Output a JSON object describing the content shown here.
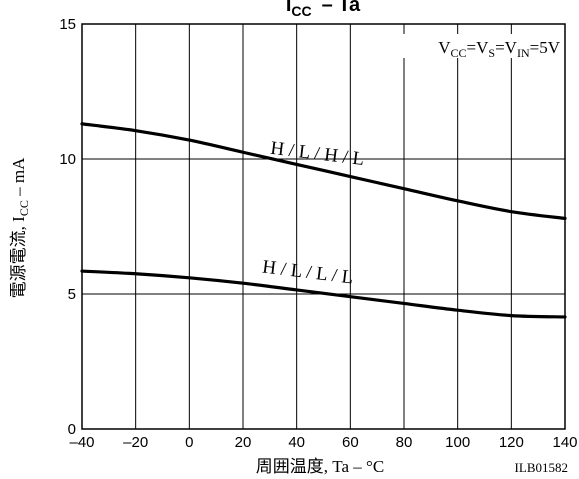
{
  "chart_data": {
    "type": "line",
    "title": {
      "main": "I",
      "sub": "CC",
      "rest": "– Ta"
    },
    "condition": {
      "parts": [
        {
          "text": "V",
          "sub": "CC"
        },
        {
          "text": "=V",
          "sub": "S"
        },
        {
          "text": "=V",
          "sub": "IN"
        },
        {
          "text": "=5V",
          "sub": ""
        }
      ]
    },
    "xlabel": "周囲温度, Ta – °C",
    "ylabel": {
      "prefix": "電源電流, I",
      "sub": "CC",
      "suffix": " – mA"
    },
    "xlim": [
      -40,
      140
    ],
    "ylim": [
      0,
      15
    ],
    "x_ticks": [
      -40,
      -20,
      0,
      20,
      40,
      60,
      80,
      100,
      120,
      140
    ],
    "x_tick_labels": [
      "–40",
      "–20",
      "0",
      "20",
      "40",
      "60",
      "80",
      "100",
      "120",
      "140"
    ],
    "y_ticks": [
      0,
      5,
      10,
      15
    ],
    "y_tick_labels": [
      "0",
      "5",
      "10",
      "15"
    ],
    "grid": true,
    "series": [
      {
        "name": "H / L / H / L",
        "x": [
          -40,
          -20,
          0,
          20,
          40,
          60,
          80,
          100,
          120,
          140
        ],
        "y": [
          11.3,
          11.05,
          10.7,
          10.25,
          9.8,
          9.35,
          8.9,
          8.45,
          8.05,
          7.8
        ]
      },
      {
        "name": "H / L / L / L",
        "x": [
          -40,
          -20,
          0,
          20,
          40,
          60,
          80,
          100,
          120,
          140
        ],
        "y": [
          5.85,
          5.75,
          5.6,
          5.4,
          5.15,
          4.9,
          4.65,
          4.4,
          4.2,
          4.15
        ]
      }
    ],
    "series_label_positions": [
      {
        "series": 0,
        "x": 30,
        "y": 10.2
      },
      {
        "series": 1,
        "x": 27,
        "y": 5.8
      }
    ],
    "figure_id": "ILB01582"
  }
}
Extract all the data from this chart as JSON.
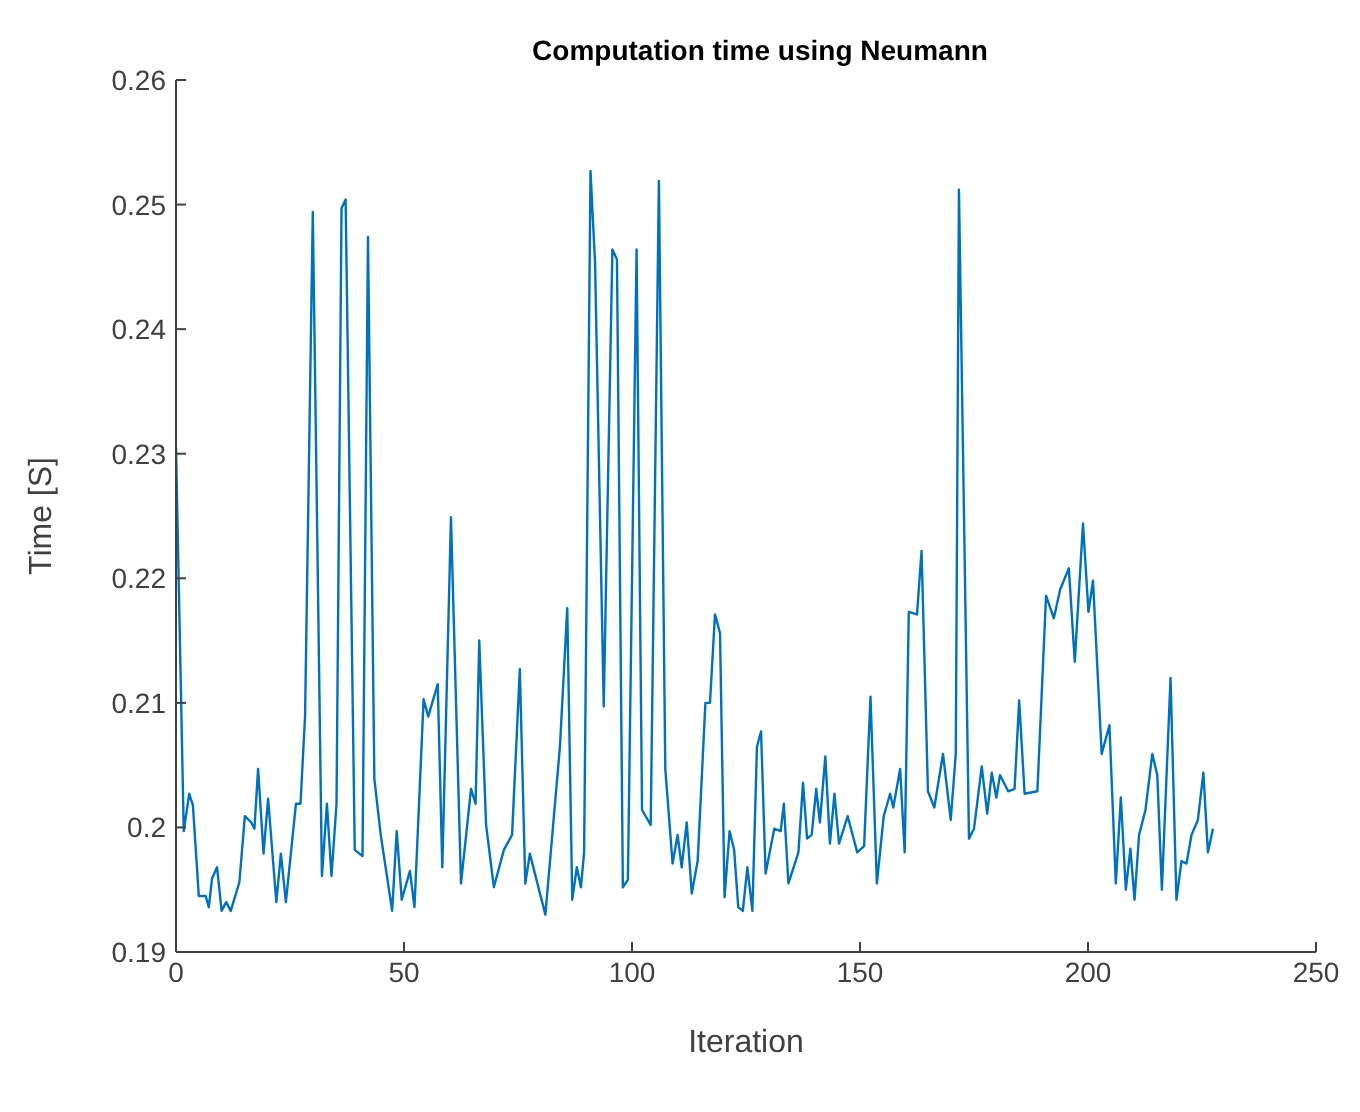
{
  "chart_data": {
    "type": "line",
    "title": "Computation time using Neumann",
    "xlabel": "Iteration",
    "ylabel": "Time [S]",
    "xlim": [
      0,
      250
    ],
    "ylim": [
      0.19,
      0.26
    ],
    "xticks": [
      0,
      50,
      100,
      150,
      200,
      250
    ],
    "yticks": [
      0.19,
      0.2,
      0.21,
      0.22,
      0.23,
      0.24,
      0.25,
      0.26
    ],
    "marker": "none",
    "line_style": "solid",
    "series": [
      {
        "color": "#0072bd",
        "x": [
          0,
          1.7,
          2.9,
          3.7,
          5,
          6.5,
          7.2,
          7.9,
          9,
          10,
          11,
          12,
          13.9,
          15.1,
          16.5,
          17.2,
          18,
          19.2,
          20.2,
          22,
          23,
          24.1,
          26.3,
          27.3,
          28.3,
          30,
          32,
          33.1,
          34.1,
          35.2,
          36.3,
          37.2,
          39.2,
          40.9,
          42.1,
          43.5,
          44.9,
          47.4,
          48.4,
          49.5,
          51.3,
          52.3,
          54.3,
          55.3,
          57.4,
          58.4,
          60.3,
          62.5,
          64.7,
          65.7,
          66.5,
          68,
          69.7,
          71.9,
          73.7,
          75.4,
          76.6,
          77.6,
          81,
          84.2,
          85.8,
          86.9,
          87.9,
          88.8,
          89.5,
          90.9,
          91.9,
          93.8,
          95.7,
          96.7,
          98,
          99.1,
          101,
          102.2,
          104.1,
          105.9,
          107.3,
          108.9,
          110,
          110.9,
          112,
          113.1,
          114.4,
          116.1,
          117.1,
          118.2,
          119.3,
          120.3,
          121.4,
          122.4,
          123.3,
          124.3,
          125.3,
          126.4,
          127.4,
          128.3,
          129.3,
          131.2,
          132.6,
          133.3,
          134.3,
          136.5,
          137.5,
          138.4,
          139.4,
          140.4,
          141.2,
          142.4,
          143.4,
          144.4,
          145.4,
          147.3,
          149.4,
          150.9,
          152.3,
          153.7,
          155.2,
          156.6,
          157.3,
          158.8,
          159.8,
          160.7,
          162.5,
          163.5,
          164.9,
          166.3,
          168.2,
          169.9,
          171,
          171.7,
          173.9,
          175,
          176.7,
          177.9,
          178.9,
          179.9,
          180.7,
          182.5,
          183.9,
          184.9,
          186.1,
          188.9,
          190.8,
          192.5,
          193.9,
          195.8,
          197.1,
          198.9,
          200.1,
          201.1,
          203,
          204.7,
          206.1,
          207.2,
          208.3,
          209.3,
          210.2,
          211.2,
          212.6,
          214.1,
          215.2,
          216.2,
          218.1,
          219.4,
          220.5,
          221.6,
          222.7,
          224.1,
          225.3,
          226.3,
          227.4
        ],
        "values": [
          0.2305,
          0.1997,
          0.2027,
          0.2018,
          0.1945,
          0.1945,
          0.1936,
          0.1959,
          0.1968,
          0.1933,
          0.194,
          0.1933,
          0.1956,
          0.2009,
          0.2004,
          0.1999,
          0.2047,
          0.1979,
          0.2023,
          0.194,
          0.1979,
          0.194,
          0.2019,
          0.2019,
          0.2089,
          0.2494,
          0.1961,
          0.2019,
          0.1961,
          0.2019,
          0.2497,
          0.2504,
          0.1982,
          0.1977,
          0.2474,
          0.2039,
          0.1994,
          0.1933,
          0.1997,
          0.1942,
          0.1965,
          0.1936,
          0.2103,
          0.2089,
          0.2115,
          0.1968,
          0.2249,
          0.1955,
          0.2031,
          0.2019,
          0.215,
          0.2002,
          0.1952,
          0.1982,
          0.1994,
          0.2127,
          0.1955,
          0.1979,
          0.193,
          0.2065,
          0.2176,
          0.1942,
          0.1968,
          0.1952,
          0.198,
          0.2527,
          0.2453,
          0.2097,
          0.2464,
          0.2456,
          0.1952,
          0.1958,
          0.2464,
          0.2014,
          0.2002,
          0.2519,
          0.2047,
          0.1971,
          0.1994,
          0.1968,
          0.2004,
          0.1947,
          0.1973,
          0.21,
          0.21,
          0.2171,
          0.2156,
          0.1944,
          0.1997,
          0.1982,
          0.1936,
          0.1933,
          0.1968,
          0.1933,
          0.2065,
          0.2077,
          0.1963,
          0.1999,
          0.1997,
          0.2019,
          0.1955,
          0.198,
          0.2036,
          0.1991,
          0.1994,
          0.2031,
          0.2004,
          0.2057,
          0.1987,
          0.2027,
          0.1987,
          0.2009,
          0.198,
          0.1985,
          0.2105,
          0.1955,
          0.2009,
          0.2027,
          0.2016,
          0.2047,
          0.198,
          0.2173,
          0.2171,
          0.2222,
          0.2029,
          0.2016,
          0.2059,
          0.2006,
          0.2059,
          0.2512,
          0.1991,
          0.1999,
          0.2049,
          0.2011,
          0.2044,
          0.2024,
          0.2042,
          0.2029,
          0.2031,
          0.2102,
          0.2027,
          0.2029,
          0.2186,
          0.2168,
          0.2191,
          0.2208,
          0.2133,
          0.2244,
          0.2173,
          0.2198,
          0.2059,
          0.2082,
          0.1955,
          0.2024,
          0.195,
          0.1983,
          0.1942,
          0.1994,
          0.2014,
          0.2059,
          0.2042,
          0.195,
          0.212,
          0.1942,
          0.1973,
          0.1971,
          0.1994,
          0.2006,
          0.2044,
          0.198,
          0.1999
        ]
      }
    ]
  }
}
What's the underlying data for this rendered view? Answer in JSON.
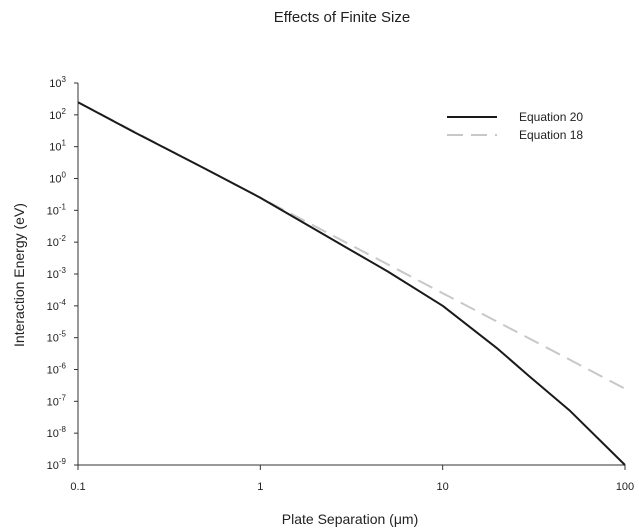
{
  "chart_data": {
    "type": "line",
    "title": "Effects of Finite Size",
    "xlabel": "Plate Separation (μm)",
    "ylabel": "Interaction Energy (eV)",
    "x_scale": "log",
    "y_scale": "log",
    "xlim": [
      0.1,
      100
    ],
    "ylim": [
      1e-09,
      1000
    ],
    "x_ticks": [
      {
        "value": 0.1,
        "label": "0.1"
      },
      {
        "value": 1,
        "label": "1"
      },
      {
        "value": 10,
        "label": "10"
      },
      {
        "value": 100,
        "label": "100"
      }
    ],
    "y_ticks": [
      {
        "value": 1000,
        "base": "10",
        "exp": "3"
      },
      {
        "value": 100,
        "base": "10",
        "exp": "2"
      },
      {
        "value": 10,
        "base": "10",
        "exp": "1"
      },
      {
        "value": 1,
        "base": "10",
        "exp": "0"
      },
      {
        "value": 0.1,
        "base": "10",
        "exp": "-1"
      },
      {
        "value": 0.01,
        "base": "10",
        "exp": "-2"
      },
      {
        "value": 0.001,
        "base": "10",
        "exp": "-3"
      },
      {
        "value": 0.0001,
        "base": "10",
        "exp": "-4"
      },
      {
        "value": 1e-05,
        "base": "10",
        "exp": "-5"
      },
      {
        "value": 1e-06,
        "base": "10",
        "exp": "-6"
      },
      {
        "value": 1e-07,
        "base": "10",
        "exp": "-7"
      },
      {
        "value": 1e-08,
        "base": "10",
        "exp": "-8"
      },
      {
        "value": 1e-09,
        "base": "10",
        "exp": "-9"
      }
    ],
    "grid": false,
    "legend_position": "top-right",
    "series": [
      {
        "name": "Equation 20",
        "color": "#1a1a1a",
        "dash": "solid",
        "x": [
          0.1,
          0.2,
          0.5,
          1,
          2,
          3,
          5,
          10,
          20,
          30,
          50,
          100
        ],
        "y": [
          250,
          30,
          2,
          0.25,
          0.025,
          0.0065,
          0.0012,
          0.0001,
          4.5e-06,
          6e-07,
          5e-08,
          1e-09
        ]
      },
      {
        "name": "Equation 18",
        "color": "#c8c8c8",
        "dash": "dashed",
        "x": [
          0.1,
          0.2,
          0.5,
          1,
          2,
          5,
          10,
          20,
          50,
          100
        ],
        "y": [
          250,
          31.25,
          2,
          0.25,
          0.03125,
          0.002,
          0.00025,
          3.125e-05,
          2e-06,
          2.5e-07
        ]
      }
    ]
  }
}
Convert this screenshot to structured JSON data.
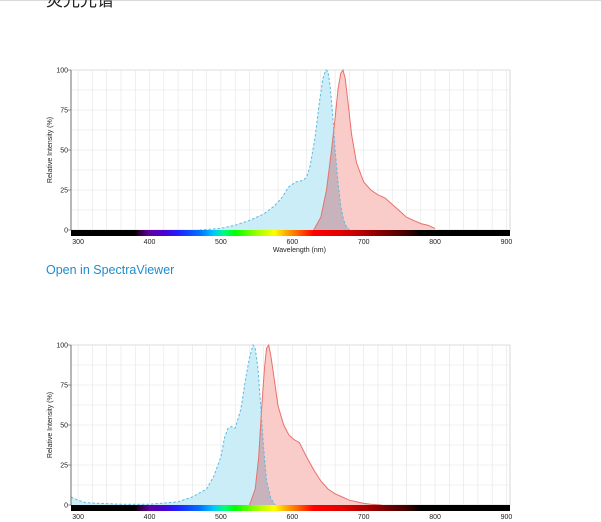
{
  "page": {
    "title": "荧光光谱",
    "link_label": "Open in SpectraViewer"
  },
  "colors": {
    "excitation_fill": "#c7ecf7",
    "excitation_stroke": "#5bbbe0",
    "emission_fill": "#f9c7c3",
    "emission_stroke": "#e8706b",
    "overlap_fill": "#c8b3bd",
    "link": "#1a8dd0"
  },
  "chart_data": [
    {
      "type": "area",
      "title": "",
      "xlabel": "Wavelength (nm)",
      "ylabel": "Relative Intensity (%)",
      "xlim": [
        290,
        905
      ],
      "ylim": [
        0,
        100
      ],
      "x_ticks": [
        "300",
        "400",
        "500",
        "600",
        "700",
        "800",
        "900"
      ],
      "y_ticks": [
        "0",
        "25",
        "50",
        "75",
        "100"
      ],
      "grid": true,
      "series": [
        {
          "style": "dashed",
          "x": [
            470,
            500,
            520,
            540,
            560,
            575,
            585,
            595,
            605,
            615,
            620,
            625,
            632,
            638,
            643,
            647,
            650,
            653,
            656,
            660,
            664,
            668,
            672,
            676,
            680
          ],
          "y": [
            0,
            1,
            3,
            6,
            10,
            15,
            20,
            27,
            30,
            31,
            33,
            40,
            58,
            80,
            95,
            100,
            99,
            90,
            75,
            50,
            30,
            15,
            6,
            2,
            0
          ]
        },
        {
          "style": "solid",
          "x": [
            630,
            640,
            648,
            655,
            660,
            664,
            668,
            671,
            674,
            678,
            683,
            690,
            700,
            710,
            720,
            730,
            740,
            750,
            760,
            770,
            780,
            790,
            800
          ],
          "y": [
            0,
            8,
            25,
            50,
            70,
            88,
            98,
            100,
            95,
            80,
            60,
            42,
            30,
            25,
            22,
            20,
            16,
            12,
            8,
            6,
            4,
            3,
            1
          ]
        }
      ]
    },
    {
      "type": "area",
      "title": "",
      "xlabel": "",
      "ylabel": "Relative Intensity (%)",
      "xlim": [
        290,
        905
      ],
      "ylim": [
        0,
        100
      ],
      "x_ticks": [
        "300",
        "400",
        "500",
        "600",
        "700",
        "800",
        "900"
      ],
      "y_ticks": [
        "0",
        "25",
        "50",
        "75",
        "100"
      ],
      "grid": true,
      "series": [
        {
          "style": "dashed",
          "x": [
            290,
            300,
            310,
            330,
            360,
            380,
            400,
            440,
            460,
            480,
            490,
            500,
            505,
            510,
            515,
            520,
            528,
            535,
            540,
            545,
            548,
            552,
            556,
            560,
            564,
            570,
            576
          ],
          "y": [
            5,
            3,
            1.5,
            1,
            0.5,
            0.5,
            0.5,
            2,
            5,
            10,
            18,
            30,
            42,
            48,
            49,
            48,
            60,
            80,
            92,
            100,
            98,
            85,
            60,
            35,
            15,
            4,
            0
          ]
        },
        {
          "style": "solid",
          "x": [
            540,
            548,
            553,
            557,
            561,
            564,
            567,
            570,
            575,
            580,
            588,
            595,
            602,
            610,
            620,
            630,
            640,
            650,
            660,
            670,
            680,
            690,
            700,
            710,
            725
          ],
          "y": [
            0,
            10,
            30,
            60,
            85,
            98,
            100,
            93,
            78,
            62,
            50,
            44,
            41,
            39,
            30,
            22,
            15,
            10,
            7,
            5,
            3,
            2,
            1,
            0.5,
            0
          ]
        }
      ]
    }
  ]
}
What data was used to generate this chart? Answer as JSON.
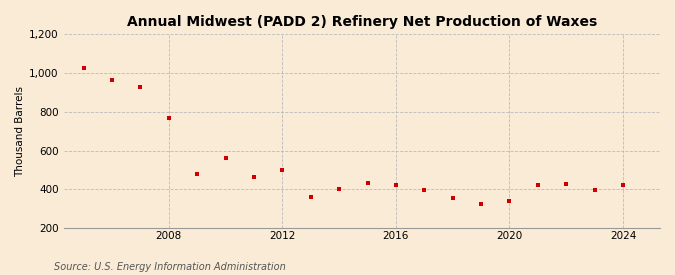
{
  "title": "Annual Midwest (PADD 2) Refinery Net Production of Waxes",
  "ylabel": "Thousand Barrels",
  "source": "Source: U.S. Energy Information Administration",
  "background_color": "#faebd7",
  "marker_color": "#cc0000",
  "years": [
    2005,
    2006,
    2007,
    2008,
    2009,
    2010,
    2011,
    2012,
    2013,
    2014,
    2015,
    2016,
    2017,
    2018,
    2019,
    2020,
    2021,
    2022,
    2023,
    2024
  ],
  "values": [
    1025,
    965,
    930,
    770,
    480,
    560,
    465,
    500,
    360,
    400,
    430,
    420,
    395,
    355,
    325,
    340,
    420,
    425,
    395,
    420
  ],
  "ylim": [
    200,
    1200
  ],
  "yticks": [
    200,
    400,
    600,
    800,
    1000,
    1200
  ],
  "xlim": [
    2004.3,
    2025.3
  ],
  "xticks": [
    2008,
    2012,
    2016,
    2020,
    2024
  ],
  "title_fontsize": 10,
  "tick_fontsize": 7.5,
  "ylabel_fontsize": 7.5,
  "source_fontsize": 7
}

::::::::

§ **PROBLEM TO SOLVE**
Show every line from the listing above in which the string "JSON" appears.

§ **OUTPUT OF THE EXERCISE**
Output a JSON object describing the content shown here.
Extract all the data from this chart as JSON.
What's the underlying data for this rendered view? Answer in JSON.
Convert this screenshot to structured JSON data.
What data was used to generate this chart? Answer as JSON.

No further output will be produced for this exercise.